## Start Data section

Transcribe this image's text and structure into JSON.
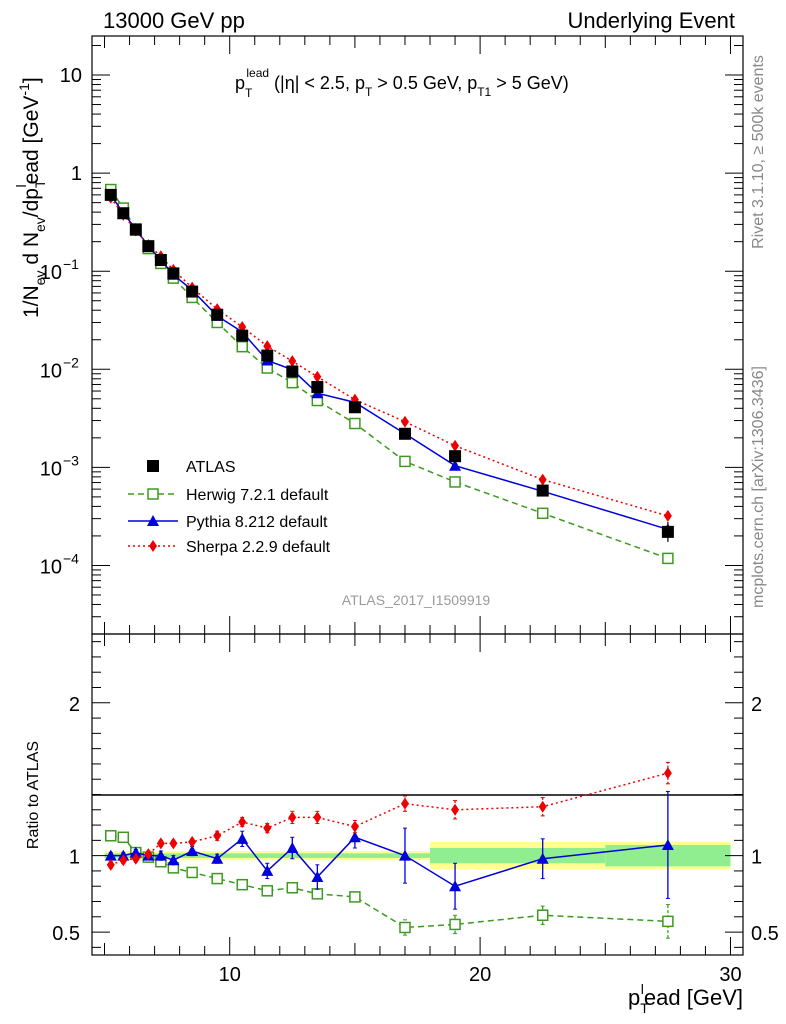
{
  "header": {
    "energy_label": "13000 GeV pp",
    "process_label": "Underlying Event"
  },
  "side_text": {
    "rivet": "Rivet 3.1.10, ≥ 500k events",
    "mcplots": "mcplots.cern.ch [arXiv:1306.3436]"
  },
  "chart_data": [
    {
      "type": "scatter",
      "panel": "main",
      "title_main": "p",
      "title_sub": "T",
      "title_sup": "lead",
      "title_rest_a": " (|η| < 2.5, p",
      "title_rest_b": " > 0.5 GeV, p",
      "title_rest_c": " > 5 GeV)",
      "title_sub2": "T",
      "title_sub3": "T1",
      "ylabel": "1/N_ev d N_ev/dp_T^lead [GeV^-1]",
      "ylabel_a": "1/N",
      "ylabel_sub_a": "ev",
      "ylabel_b": " d N",
      "ylabel_sub_b": "ev",
      "ylabel_c": "/dp",
      "ylabel_sub_c": "T",
      "ylabel_sup_c": "l",
      "ylabel_d": "ead [GeV",
      "ylabel_sup_d": "-1",
      "ylabel_e": "]",
      "yscale": "log",
      "ylim": [
        2e-05,
        25
      ],
      "xlim": [
        4.5,
        30.5
      ],
      "y_ticks": [
        {
          "value": 10,
          "label": "10"
        },
        {
          "value": 1,
          "label": "1"
        },
        {
          "value": 0.1,
          "base": "10",
          "exp": "−1"
        },
        {
          "value": 0.01,
          "base": "10",
          "exp": "−2"
        },
        {
          "value": 0.001,
          "base": "10",
          "exp": "−3"
        },
        {
          "value": 0.0001,
          "base": "10",
          "exp": "−4"
        }
      ],
      "watermark": "ATLAS_2017_I1509919",
      "legend_position": "bottom-left",
      "x": [
        5.25,
        5.75,
        6.25,
        6.75,
        7.25,
        7.75,
        8.5,
        9.5,
        10.5,
        11.5,
        12.5,
        13.5,
        15,
        17,
        19,
        22.5,
        27.5
      ],
      "series": [
        {
          "name": "ATLAS",
          "style": "data",
          "color": "#000000",
          "marker": "filled-square",
          "values": [
            0.6,
            0.39,
            0.265,
            0.18,
            0.13,
            0.095,
            0.062,
            0.036,
            0.022,
            0.0138,
            0.0095,
            0.0066,
            0.0041,
            0.0022,
            0.0013,
            0.00058,
            0.00022
          ]
        },
        {
          "name": "Herwig 7.2.1 default",
          "style": "dashed",
          "color": "#3d9a1e",
          "marker": "open-square",
          "values": [
            0.68,
            0.44,
            0.27,
            0.17,
            0.12,
            0.085,
            0.054,
            0.03,
            0.017,
            0.0103,
            0.0073,
            0.0048,
            0.0028,
            0.00115,
            0.00071,
            0.00034,
            0.000118
          ]
        },
        {
          "name": "Pythia 8.212 default",
          "style": "solid",
          "color": "#0000dd",
          "marker": "filled-triangle",
          "values": [
            0.6,
            0.39,
            0.27,
            0.18,
            0.13,
            0.092,
            0.064,
            0.035,
            0.024,
            0.0123,
            0.0099,
            0.0057,
            0.0046,
            0.0022,
            0.00104,
            0.00057,
            0.000233
          ]
        },
        {
          "name": "Sherpa 2.2.9 default",
          "style": "dotted",
          "color": "#ee0000",
          "marker": "filled-diamond",
          "values": [
            0.56,
            0.375,
            0.26,
            0.185,
            0.142,
            0.103,
            0.068,
            0.041,
            0.027,
            0.0172,
            0.0121,
            0.0084,
            0.0049,
            0.00292,
            0.00166,
            0.00075,
            0.00032
          ]
        }
      ]
    },
    {
      "type": "scatter",
      "panel": "ratio",
      "ylabel": "Ratio to ATLAS",
      "xlabel_main": "p",
      "xlabel_sub": "T",
      "xlabel_sup": "l",
      "xlabel_rest": "ead [GeV]",
      "ylim": [
        0.35,
        2.45
      ],
      "xlim": [
        4.5,
        30.5
      ],
      "y_ticks": [
        {
          "value": 0.5,
          "label": "0.5"
        },
        {
          "value": 1,
          "label": "1"
        },
        {
          "value": 2,
          "label": "2"
        }
      ],
      "x_ticks": [
        {
          "value": 10,
          "label": "10"
        },
        {
          "value": 20,
          "label": "20"
        },
        {
          "value": 30,
          "label": "30"
        }
      ],
      "x": [
        5.25,
        5.75,
        6.25,
        6.75,
        7.25,
        7.75,
        8.5,
        9.5,
        10.5,
        11.5,
        12.5,
        13.5,
        15,
        17,
        19,
        22.5,
        27.5
      ],
      "bands": [
        {
          "x_from": 5.0,
          "x_to": 18.0,
          "inner": 0.015,
          "outer": 0.03
        },
        {
          "x_from": 18.0,
          "x_to": 25.0,
          "inner": 0.05,
          "outer": 0.09
        },
        {
          "x_from": 25.0,
          "x_to": 30.0,
          "inner": 0.07,
          "outer": 0.09
        }
      ],
      "band_colors": {
        "inner": "#90ee90",
        "outer": "#ffff90"
      },
      "series": [
        {
          "name": "Herwig 7.2.1 default",
          "style": "dashed",
          "color": "#3d9a1e",
          "marker": "open-square",
          "values": [
            1.13,
            1.12,
            1.02,
            0.99,
            0.96,
            0.92,
            0.89,
            0.85,
            0.81,
            0.77,
            0.79,
            0.75,
            0.73,
            0.53,
            0.55,
            0.61,
            0.57
          ],
          "errors": [
            0.02,
            0.02,
            0.02,
            0.02,
            0.02,
            0.02,
            0.02,
            0.02,
            0.02,
            0.02,
            0.03,
            0.03,
            0.03,
            0.05,
            0.06,
            0.06,
            0.11
          ]
        },
        {
          "name": "Pythia 8.212 default",
          "style": "solid",
          "color": "#0000dd",
          "marker": "filled-triangle",
          "values": [
            1.0,
            1.0,
            1.02,
            1.0,
            1.0,
            0.97,
            1.03,
            0.98,
            1.11,
            0.9,
            1.05,
            0.86,
            1.12,
            1.0,
            0.8,
            0.98,
            1.07
          ],
          "errors": [
            0.02,
            0.02,
            0.02,
            0.02,
            0.03,
            0.03,
            0.03,
            0.03,
            0.05,
            0.05,
            0.07,
            0.08,
            0.07,
            0.18,
            0.15,
            0.13,
            0.35
          ]
        },
        {
          "name": "Sherpa 2.2.9 default",
          "style": "dotted",
          "color": "#ee0000",
          "marker": "filled-diamond",
          "values": [
            0.94,
            0.97,
            0.98,
            1.01,
            1.08,
            1.08,
            1.09,
            1.13,
            1.22,
            1.18,
            1.25,
            1.25,
            1.19,
            1.34,
            1.3,
            1.32,
            1.54
          ],
          "errors": [
            0.02,
            0.02,
            0.02,
            0.02,
            0.02,
            0.02,
            0.02,
            0.03,
            0.03,
            0.03,
            0.04,
            0.04,
            0.04,
            0.05,
            0.06,
            0.06,
            0.07
          ]
        }
      ]
    }
  ]
}
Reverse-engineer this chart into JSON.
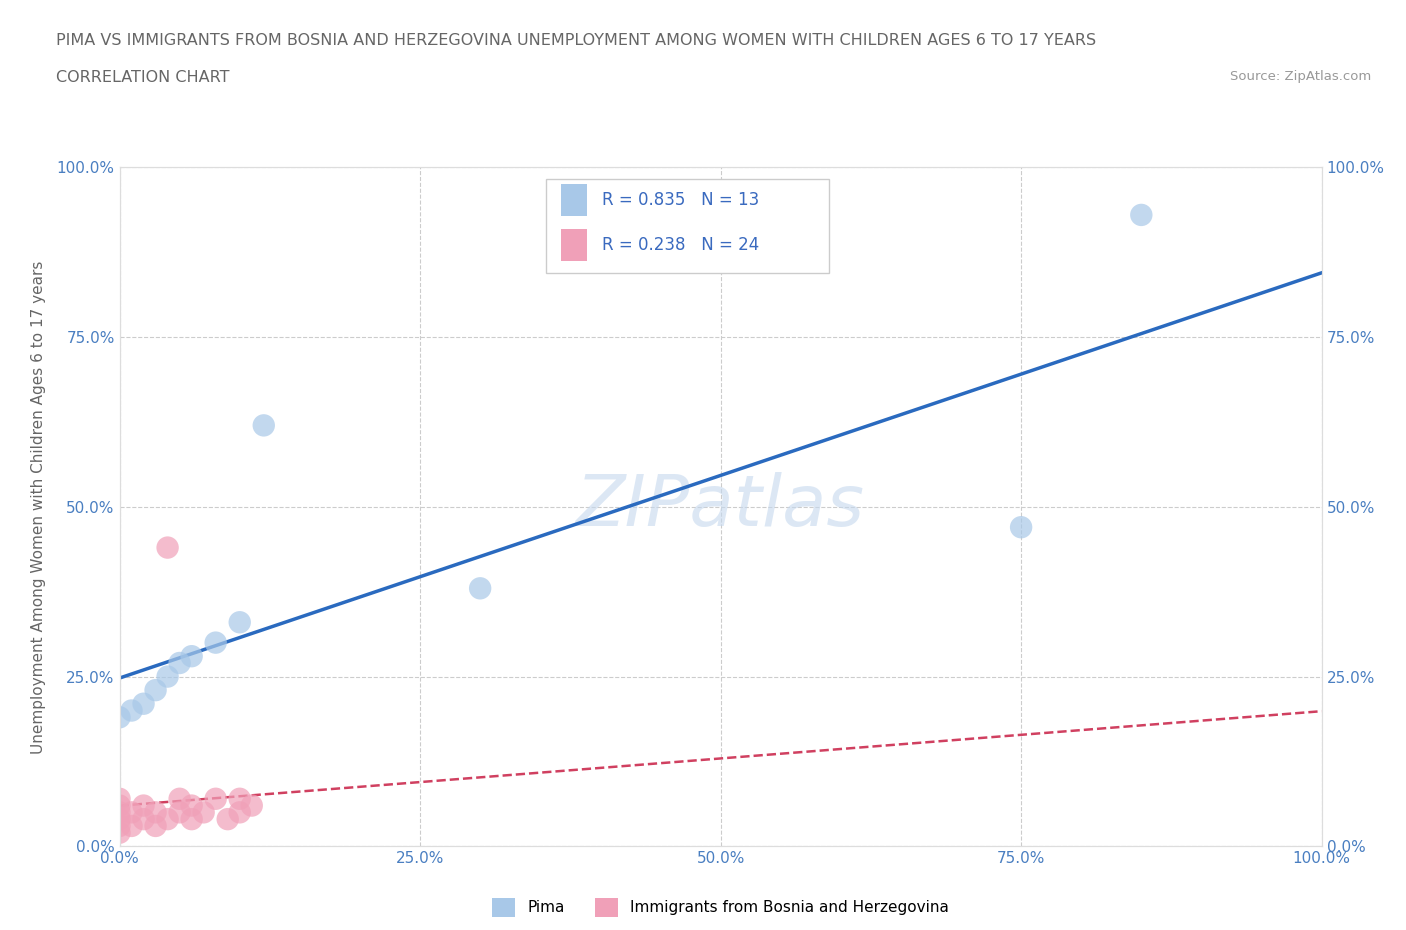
{
  "title_line1": "PIMA VS IMMIGRANTS FROM BOSNIA AND HERZEGOVINA UNEMPLOYMENT AMONG WOMEN WITH CHILDREN AGES 6 TO 17 YEARS",
  "title_line2": "CORRELATION CHART",
  "source_text": "Source: ZipAtlas.com",
  "ylabel": "Unemployment Among Women with Children Ages 6 to 17 years",
  "xlim": [
    0.0,
    1.0
  ],
  "ylim": [
    0.0,
    1.0
  ],
  "xtick_labels": [
    "0.0%",
    "25.0%",
    "50.0%",
    "75.0%",
    "100.0%"
  ],
  "xtick_positions": [
    0.0,
    0.25,
    0.5,
    0.75,
    1.0
  ],
  "ytick_labels": [
    "0.0%",
    "25.0%",
    "50.0%",
    "75.0%",
    "100.0%"
  ],
  "ytick_positions": [
    0.0,
    0.25,
    0.5,
    0.75,
    1.0
  ],
  "watermark": "ZIPatlas",
  "pima_color": "#a8c8e8",
  "bosnia_color": "#f0a0b8",
  "pima_R": 0.835,
  "pima_N": 13,
  "bosnia_R": 0.238,
  "bosnia_N": 24,
  "pima_line_color": "#2a6abf",
  "bosnia_line_color": "#d04060",
  "legend_r_color": "#3a6abf",
  "pima_scatter_x": [
    0.0,
    0.01,
    0.02,
    0.03,
    0.04,
    0.05,
    0.06,
    0.08,
    0.1,
    0.12,
    0.75,
    0.85,
    0.3
  ],
  "pima_scatter_y": [
    0.19,
    0.2,
    0.21,
    0.23,
    0.25,
    0.27,
    0.28,
    0.3,
    0.33,
    0.62,
    0.47,
    0.93,
    0.38
  ],
  "bosnia_scatter_x": [
    0.0,
    0.0,
    0.0,
    0.0,
    0.0,
    0.0,
    0.01,
    0.01,
    0.02,
    0.02,
    0.03,
    0.03,
    0.04,
    0.04,
    0.05,
    0.05,
    0.06,
    0.06,
    0.07,
    0.08,
    0.09,
    0.1,
    0.1,
    0.11
  ],
  "bosnia_scatter_y": [
    0.02,
    0.03,
    0.04,
    0.05,
    0.06,
    0.07,
    0.03,
    0.05,
    0.04,
    0.06,
    0.03,
    0.05,
    0.04,
    0.44,
    0.05,
    0.07,
    0.04,
    0.06,
    0.05,
    0.07,
    0.04,
    0.05,
    0.07,
    0.06
  ],
  "grid_color": "#cccccc",
  "background_color": "#ffffff",
  "title_color": "#666666",
  "axis_tick_color": "#4a7fc1"
}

## End Data section

* _Exercise_: From the line that contains "Reverse-engineer this chart into JSON." to the end of the material above, output every line exactly, both ends included, but leave out any pictures.

* _Solution to the problem_:
Reverse-engineer this chart into JSON.
{
  "title_line1": "PIMA VS IMMIGRANTS FROM BOSNIA AND HERZEGOVINA UNEMPLOYMENT AMONG WOMEN WITH CHILDREN AGES 6 TO 17 YEARS",
  "title_line2": "CORRELATION CHART",
  "source_text": "Source: ZipAtlas.com",
  "ylabel": "Unemployment Among Women with Children Ages 6 to 17 years",
  "xlim": [
    0.0,
    1.0
  ],
  "ylim": [
    0.0,
    1.0
  ],
  "xtick_labels": [
    "0.0%",
    "25.0%",
    "50.0%",
    "75.0%",
    "100.0%"
  ],
  "xtick_positions": [
    0.0,
    0.25,
    0.5,
    0.75,
    1.0
  ],
  "ytick_labels": [
    "0.0%",
    "25.0%",
    "50.0%",
    "75.0%",
    "100.0%"
  ],
  "ytick_positions": [
    0.0,
    0.25,
    0.5,
    0.75,
    1.0
  ],
  "watermark": "ZIPatlas",
  "pima_color": "#a8c8e8",
  "bosnia_color": "#f0a0b8",
  "pima_R": 0.835,
  "pima_N": 13,
  "bosnia_R": 0.238,
  "bosnia_N": 24,
  "pima_line_color": "#2a6abf",
  "bosnia_line_color": "#d04060",
  "legend_r_color": "#3a6abf",
  "pima_scatter_x": [
    0.0,
    0.01,
    0.02,
    0.03,
    0.04,
    0.05,
    0.06,
    0.08,
    0.1,
    0.12,
    0.75,
    0.85,
    0.3
  ],
  "pima_scatter_y": [
    0.19,
    0.2,
    0.21,
    0.23,
    0.25,
    0.27,
    0.28,
    0.3,
    0.33,
    0.62,
    0.47,
    0.93,
    0.38
  ],
  "bosnia_scatter_x": [
    0.0,
    0.0,
    0.0,
    0.0,
    0.0,
    0.0,
    0.01,
    0.01,
    0.02,
    0.02,
    0.03,
    0.03,
    0.04,
    0.04,
    0.05,
    0.05,
    0.06,
    0.06,
    0.07,
    0.08,
    0.09,
    0.1,
    0.1,
    0.11
  ],
  "bosnia_scatter_y": [
    0.02,
    0.03,
    0.04,
    0.05,
    0.06,
    0.07,
    0.03,
    0.05,
    0.04,
    0.06,
    0.03,
    0.05,
    0.04,
    0.44,
    0.05,
    0.07,
    0.04,
    0.06,
    0.05,
    0.07,
    0.04,
    0.05,
    0.07,
    0.06
  ],
  "grid_color": "#cccccc",
  "background_color": "#ffffff",
  "title_color": "#666666",
  "axis_tick_color": "#4a7fc1"
}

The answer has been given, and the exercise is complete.